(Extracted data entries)
********

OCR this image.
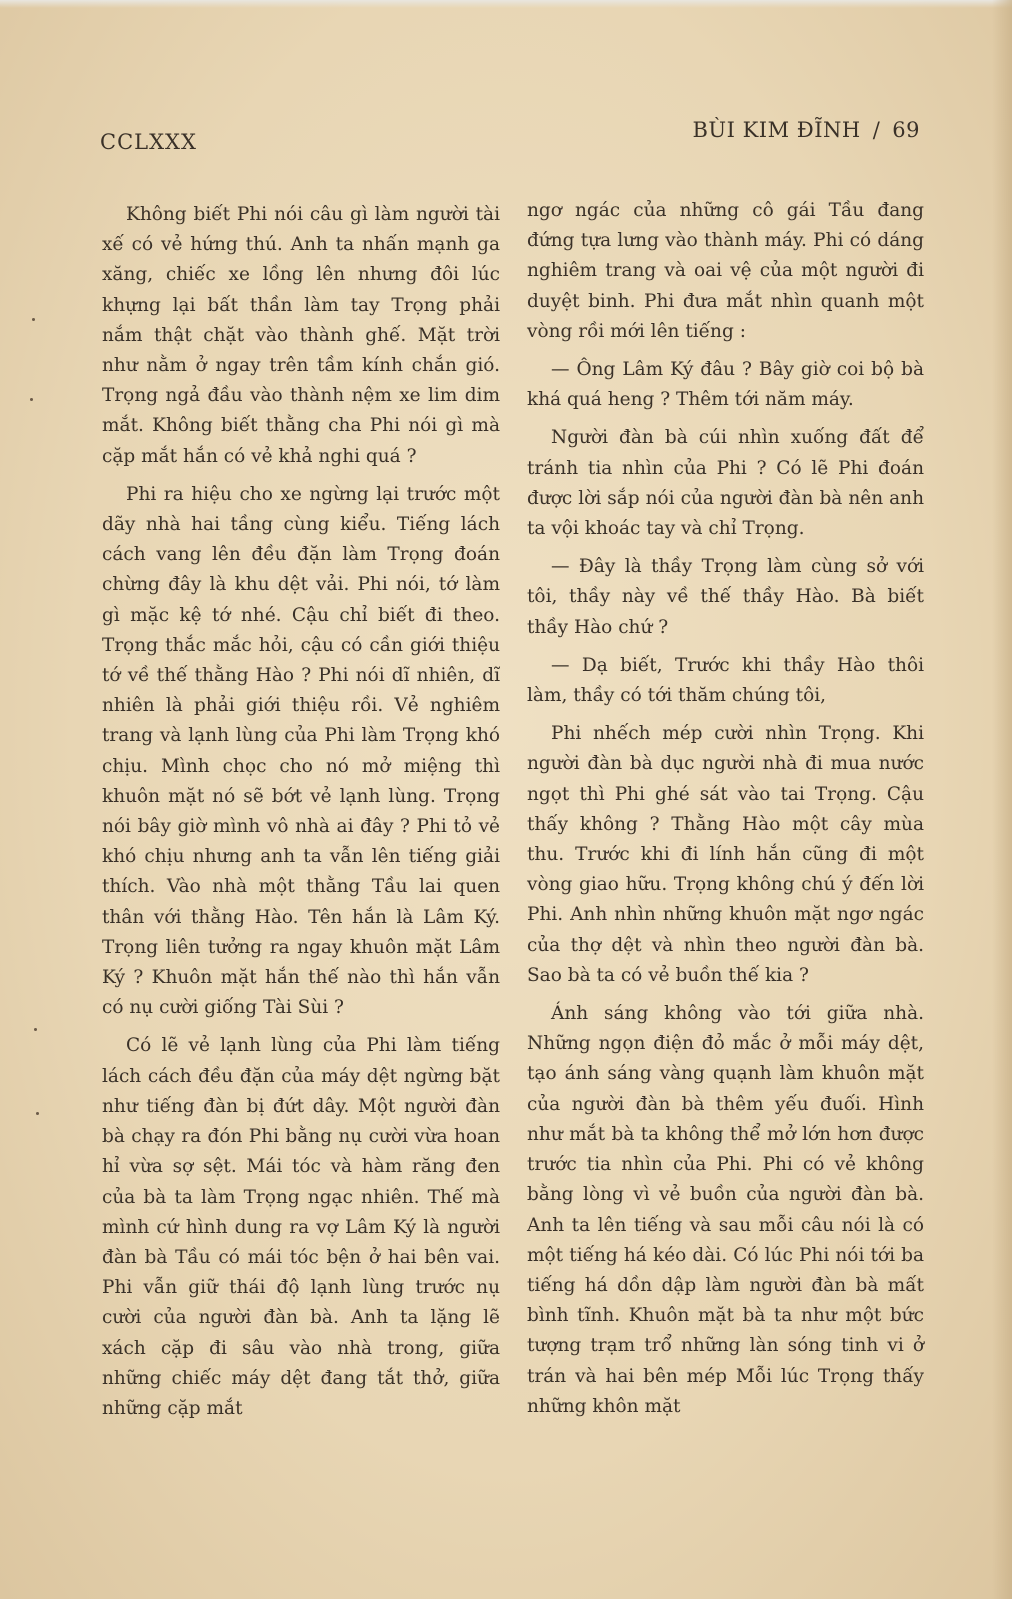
CCLXXX	BÙI KIM ĐĨNH / 69

Không biết Phi nói câu gì làm người tài xế có vẻ hứng thú. Anh ta nhấn mạnh ga xăng, chiếc xe lồng lên nhưng đôi lúc khựng lại bất thần làm tay Trọng phải nắm thật chặt vào thành ghế. Mặt trời như nằm ở ngay trên tầm kính chắn gió. Trọng ngả đầu vào thành nệm xe lim dim mắt. Không biết thằng cha Phi nói gì mà cặp mắt hắn có vẻ khả nghi quá ?

Phi ra hiệu cho xe ngừng lại trước một dãy nhà hai tầng cùng kiểu. Tiếng lách cách vang lên đều đặn làm Trọng đoán chừng đây là khu dệt vải. Phi nói, tớ làm gì mặc kệ tớ nhé. Cậu chỉ biết đi theo. Trọng thắc mắc hỏi, cậu có cần giới thiệu tớ về thế thằng Hào ? Phi nói dĩ nhiên, dĩ nhiên là phải giới thiệu rồi. Vẻ nghiêm trang và lạnh lùng của Phi làm Trọng khó chịu. Mình chọc cho nó mở miệng thì khuôn mặt nó sẽ bớt vẻ lạnh lùng. Trọng nói bây giờ mình vô nhà ai đây ? Phi tỏ vẻ khó chịu nhưng anh ta vẫn lên tiếng giải thích. Vào nhà một thằng Tầu lai quen thân với thằng Hào. Tên hắn là Lâm Ký. Trọng liên tưởng ra ngay khuôn mặt Lâm Ký ? Khuôn mặt hắn thế nào thì hắn vẫn có nụ cười giống Tài Sùi ?

Có lẽ vẻ lạnh lùng của Phi làm tiếng lách cách đều đặn của máy dệt ngừng bặt như tiếng đàn bị đứt dây. Một người đàn bà chạy ra đón Phi bằng nụ cười vừa hoan hỉ vừa sợ sệt. Mái tóc và hàm răng đen của bà ta làm Trọng ngạc nhiên. Thế mà mình cứ hình dung ra vợ Lâm Ký là người đàn bà Tầu có mái tóc bện ở hai bên vai. Phi vẫn giữ thái độ lạnh lùng trước nụ cười của người đàn bà. Anh ta lặng lẽ xách cặp đi sâu vào nhà trong, giữa những chiếc máy dệt đang tắt thở, giữa những cặp mắt

ngơ ngác của những cô gái Tầu đang đứng tựa lưng vào thành máy. Phi có dáng nghiêm trang và oai vệ của một người đi duyệt binh. Phi đưa mắt nhìn quanh một vòng rồi mới lên tiếng :

— Ông Lâm Ký đâu ? Bây giờ coi bộ bà khá quá heng ? Thêm tới năm máy.

Người đàn bà cúi nhìn xuống đất để tránh tia nhìn của Phi ? Có lẽ Phi đoán được lời sắp nói của người đàn bà nên anh ta vội khoác tay và chỉ Trọng.

— Đây là thầy Trọng làm cùng sở với tôi, thầy này về thế thầy Hào. Bà biết thầy Hào chứ ?

— Dạ biết, Trước khi thầy Hào thôi làm, thầy có tới thăm chúng tôi,

Phi nhếch mép cười nhìn Trọng. Khi người đàn bà dục người nhà đi mua nước ngọt thì Phi ghé sát vào tai Trọng. Cậu thấy không ? Thằng Hào một cây mùa thu. Trước khi đi lính hắn cũng đi một vòng giao hữu. Trọng không chú ý đến lời Phi. Anh nhìn những khuôn mặt ngơ ngác của thợ dệt và nhìn theo người đàn bà. Sao bà ta có vẻ buồn thế kia ?

Ánh sáng không vào tới giữa nhà. Những ngọn điện đỏ mắc ở mỗi máy dệt, tạo ánh sáng vàng quạnh làm khuôn mặt của người đàn bà thêm yếu đuối. Hình như mắt bà ta không thể mở lớn hơn được trước tia nhìn của Phi. Phi có vẻ không bằng lòng vì vẻ buồn của người đàn bà. Anh ta lên tiếng và sau mỗi câu nói là có một tiếng há kéo dài. Có lúc Phi nói tới ba tiếng há dồn dập làm người đàn bà mất bình tĩnh. Khuôn mặt bà ta như một bức tượng trạm trổ những làn sóng tinh vi ở trán và hai bên mép Mỗi lúc Trọng thấy những khôn mặt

********

Required task
Find the word "thầy" and list each line it appears in.

Answer to this task
— Đây là thầy Trọng làm cùng sở với tôi, thầy này về thế thầy Hào. Bà biết thầy Hào chứ ?
— Dạ biết, Trước khi thầy Hào thôi làm, thầy có tới thăm chúng tôi,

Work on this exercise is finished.